Objective:
According to the text on the film Yuvaraja, which 1999 Telugu film is it a remake of?

Supplied text:
((

Yuvaraja is a 2001 Indian Kannada-language sports drama film directed by Puri Jagannadh and produced by R. Srinivas. The film stars Shiva Rajkumar, Bhavna Pani and Lisa Ray. The film is the remake of 1999 Telugu film Thammudu which was based on the 1979 American film Breaking Away. The film was released on 2 November 2001 across  cinema halls in Karnataka. The film finished a 50 day theatrical run.

Plot
Raju alias Yuvaraja  is the youngest son of a family and a careless guy, always going around girls and enjoying with them. His womanizing habits are a source of heartburn for his father. However, his elder brother Chakri is a kickboxer and his father's favourite son, who is very fond of him. Janu, Yuvaraja's neighbour, is in love with him, but it is just one sided as Raju considers her a good friend and a source of money and cars to impress girls (Janu's father is a garage owner).

))

Source excerpt:
((

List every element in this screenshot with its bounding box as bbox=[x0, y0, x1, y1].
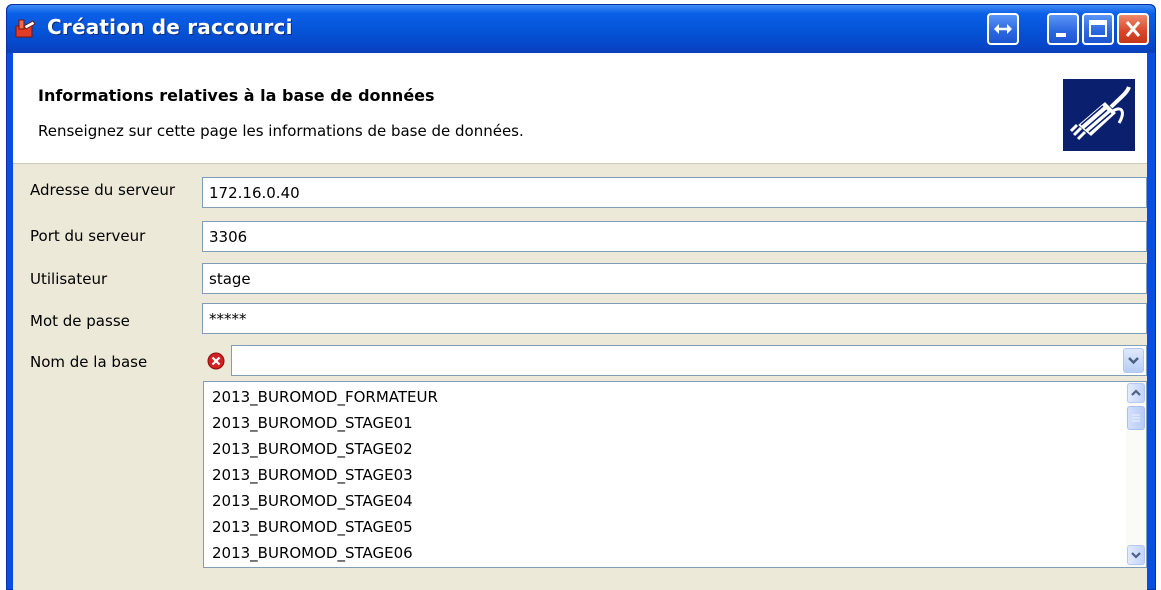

))

Output of the task:
Thammudu